--- Input ---
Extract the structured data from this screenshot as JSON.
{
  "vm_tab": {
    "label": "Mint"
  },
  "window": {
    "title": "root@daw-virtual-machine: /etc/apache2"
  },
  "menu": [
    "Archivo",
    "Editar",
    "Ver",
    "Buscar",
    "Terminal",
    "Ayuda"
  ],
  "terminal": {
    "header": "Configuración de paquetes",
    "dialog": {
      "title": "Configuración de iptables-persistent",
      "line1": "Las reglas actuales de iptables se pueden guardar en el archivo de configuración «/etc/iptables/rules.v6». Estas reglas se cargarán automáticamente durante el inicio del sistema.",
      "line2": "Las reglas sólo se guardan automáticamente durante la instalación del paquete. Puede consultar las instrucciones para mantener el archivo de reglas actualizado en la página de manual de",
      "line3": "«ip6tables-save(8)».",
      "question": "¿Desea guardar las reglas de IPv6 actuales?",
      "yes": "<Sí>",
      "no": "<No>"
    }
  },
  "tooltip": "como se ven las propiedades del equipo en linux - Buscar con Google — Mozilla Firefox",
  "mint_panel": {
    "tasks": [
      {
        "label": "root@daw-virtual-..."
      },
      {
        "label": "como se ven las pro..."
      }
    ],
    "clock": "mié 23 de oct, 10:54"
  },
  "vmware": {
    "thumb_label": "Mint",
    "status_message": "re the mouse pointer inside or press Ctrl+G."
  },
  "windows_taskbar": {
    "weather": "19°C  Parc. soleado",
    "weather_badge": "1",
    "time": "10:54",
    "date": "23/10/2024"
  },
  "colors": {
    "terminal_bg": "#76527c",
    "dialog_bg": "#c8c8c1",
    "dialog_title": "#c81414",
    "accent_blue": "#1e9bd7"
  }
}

--- Short problem ---
Reproduce the listing above verbatim, from first line to last.

--- Full output ---
Extract the structured data from this screenshot as JSON.
{
  "vm_tab": {
    "label": "Mint"
  },
  "window": {
    "title": "root@daw-virtual-machine: /etc/apache2"
  },
  "menu": [
    "Archivo",
    "Editar",
    "Ver",
    "Buscar",
    "Terminal",
    "Ayuda"
  ],
  "terminal": {
    "header": "Configuración de paquetes",
    "dialog": {
      "title": "Configuración de iptables-persistent",
      "line1": "Las reglas actuales de iptables se pueden guardar en el archivo de configuración «/etc/iptables/rules.v6». Estas reglas se cargarán automáticamente durante el inicio del sistema.",
      "line2": "Las reglas sólo se guardan automáticamente durante la instalación del paquete. Puede consultar las instrucciones para mantener el archivo de reglas actualizado en la página de manual de",
      "line3": "«ip6tables-save(8)».",
      "question": "¿Desea guardar las reglas de IPv6 actuales?",
      "yes": "<Sí>",
      "no": "<No>"
    }
  },
  "tooltip": "como se ven las propiedades del equipo en linux - Buscar con Google — Mozilla Firefox",
  "mint_panel": {
    "tasks": [
      {
        "label": "root@daw-virtual-..."
      },
      {
        "label": "como se ven las pro..."
      }
    ],
    "clock": "mié 23 de oct, 10:54"
  },
  "vmware": {
    "thumb_label": "Mint",
    "status_message": "re the mouse pointer inside or press Ctrl+G."
  },
  "windows_taskbar": {
    "weather": "19°C  Parc. soleado",
    "weather_badge": "1",
    "time": "10:54",
    "date": "23/10/2024"
  },
  "colors": {
    "terminal_bg": "#76527c",
    "dialog_bg": "#c8c8c1",
    "dialog_title": "#c81414",
    "accent_blue": "#1e9bd7"
  }
}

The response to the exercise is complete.